Exercise aim :: Write out the material again word for word, dropping any images it holds.

Stored entries
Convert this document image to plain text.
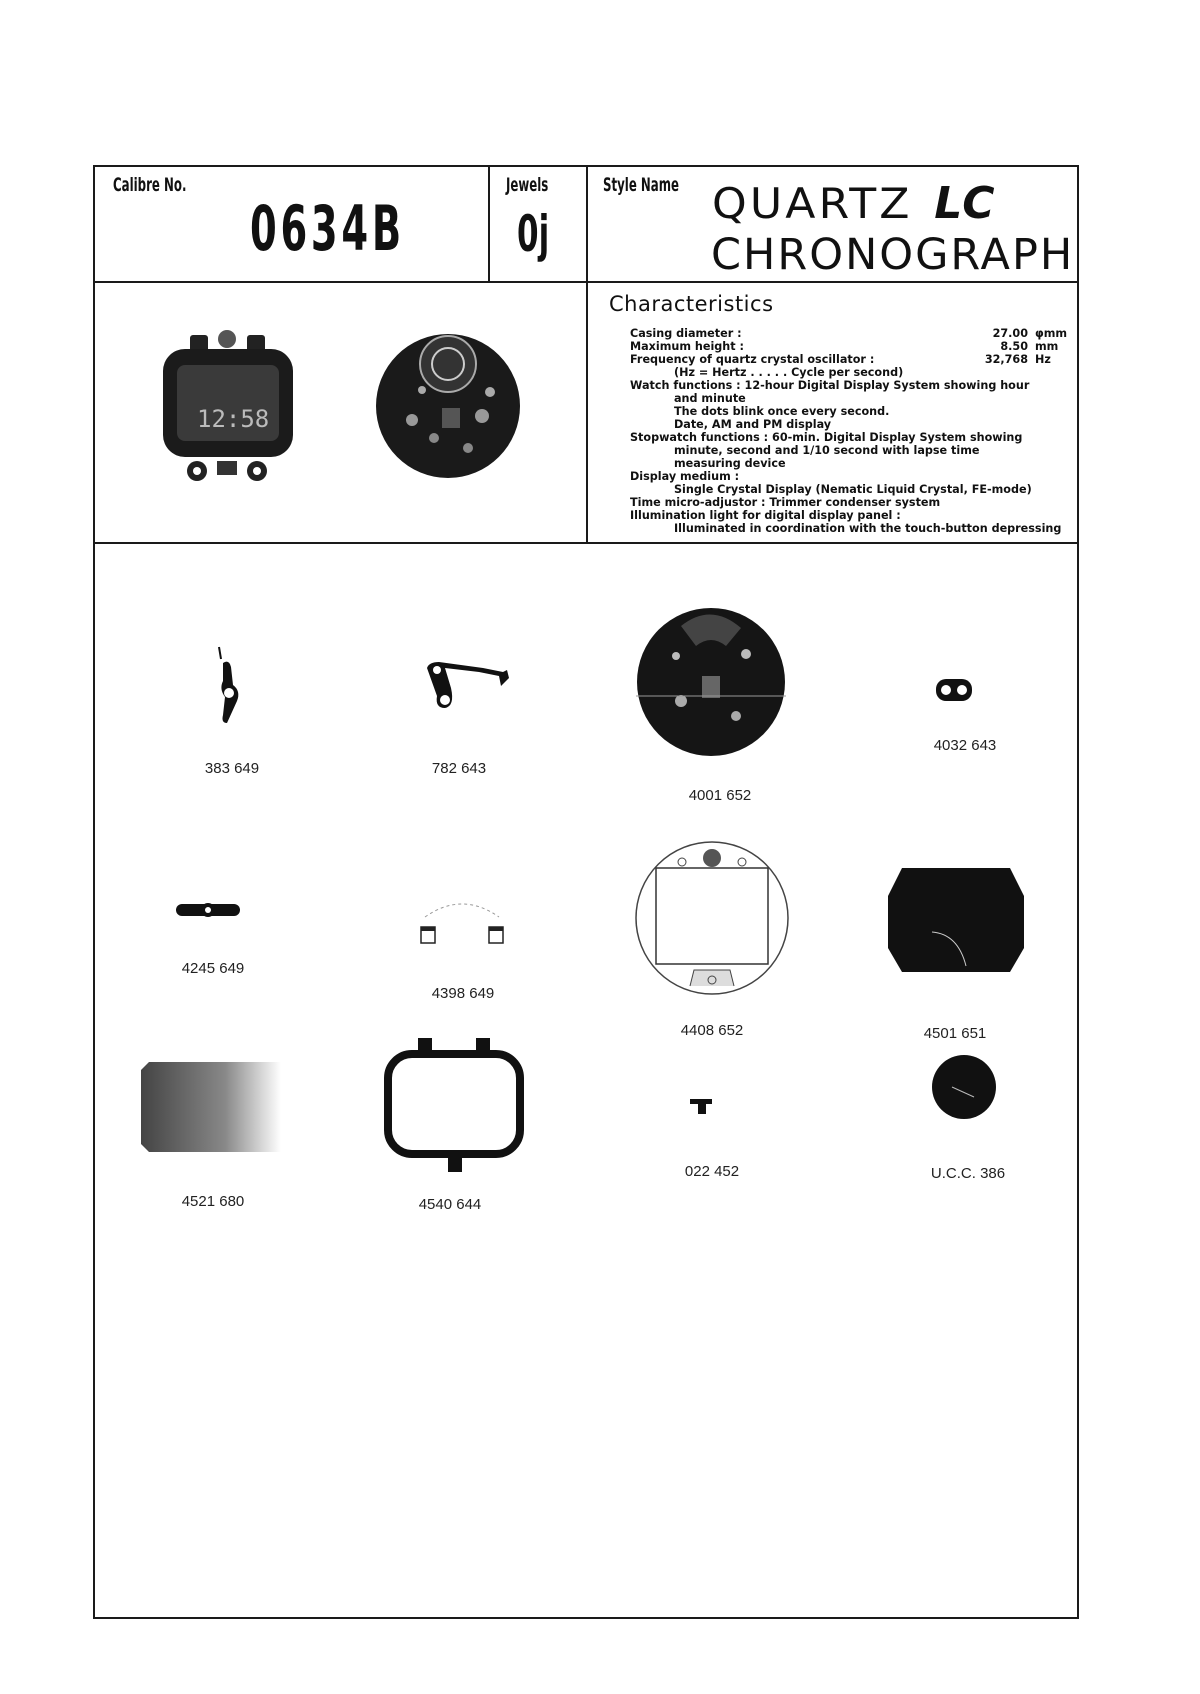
Calibre No.
0634B
Jewels
0j
Style Name QUARTZ LC
CHRONOGRAPH
12:58
Characteristics
Casing diameter :	27.00 φmm
Maximum height :	8.50 mm
Frequency of quartz crystal oscillator :	32,768 Hz
(Hz = Hertz . . . . . Cycle per second)
Watch functions : 12-hour Digital Display System showing hour
and minute
The dots blink once every second.
Date, AM and PM display
Stopwatch functions : 60-min. Digital Display System showing
minute, second and 1/10 second with lapse time
measuring device
Display medium :
Single Crystal Display (Nematic Liquid Crystal, FE-mode)
Time micro-adjustor : Trimmer condenser system
Illumination light for digital display panel :
Illuminated in coordination with the touch-button depressing
383 649	782 643
4001 652
4032 643
4245 649
4398 649
4408 652	4501 651
4521 680	4540 644
022 452	U.C.C. 386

Exercise answer ::
Convert this document image to plain text.
Calibre No.
0634B
Jewels
0j
Style Name QUARTZ LC
CHRONOGRAPH
12:58
Characteristics
Casing diameter :	27.00 φmm
Maximum height :	8.50 mm
Frequency of quartz crystal oscillator :	32,768 Hz
(Hz = Hertz . . . . . Cycle per second)
Watch functions : 12-hour Digital Display System showing hour
and minute
The dots blink once every second.
Date, AM and PM display
Stopwatch functions : 60-min. Digital Display System showing
minute, second and 1/10 second with lapse time
measuring device
Display medium :
Single Crystal Display (Nematic Liquid Crystal, FE-mode)
Time micro-adjustor : Trimmer condenser system
Illumination light for digital display panel :
Illuminated in coordination with the touch-button depressing
383 649	782 643
4001 652
4032 643
4245 649
4398 649
4408 652	4501 651
4521 680	4540 644
022 452	U.C.C. 386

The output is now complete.